AIM OF THE TASK: Transcribe the entries below exactly; leave every image out.

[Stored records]
start

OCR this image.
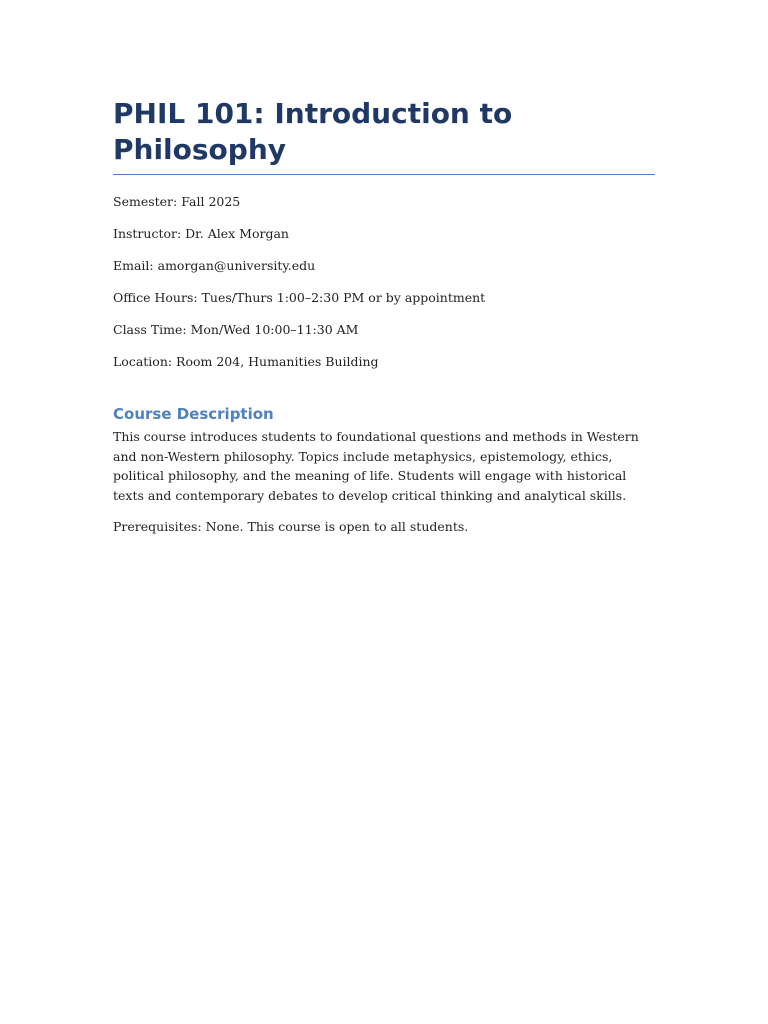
PHIL 101: Introduction to Philosophy

Semester: Fall 2025

Instructor: Dr. Alex Morgan

Email: amorgan@university.edu

Office Hours: Tues/Thurs 1:00–2:30 PM or by appointment

Class Time: Mon/Wed 10:00–11:30 AM

Location: Room 204, Humanities Building

Course Description

This course introduces students to foundational questions and methods in Western and non-Western philosophy. Topics include metaphysics, epistemology, ethics, political philosophy, and the meaning of life. Students will engage with historical texts and contemporary debates to develop critical thinking and analytical skills.

Prerequisites: None. This course is open to all students.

end

TASK ANSWER:
OCR this image.
PHIL 101: Introduction to Philosophy

Semester: Fall 2025

Instructor: Dr. Alex Morgan

Email: amorgan@university.edu

Office Hours: Tues/Thurs 1:00–2:30 PM or by appointment

Class Time: Mon/Wed 10:00–11:30 AM

Location: Room 204, Humanities Building

Course Description

This course introduces students to foundational questions and methods in Western and non-Western philosophy. Topics include metaphysics, epistemology, ethics, political philosophy, and the meaning of life. Students will engage with historical texts and contemporary debates to develop critical thinking and analytical skills.

Prerequisites: None. This course is open to all students.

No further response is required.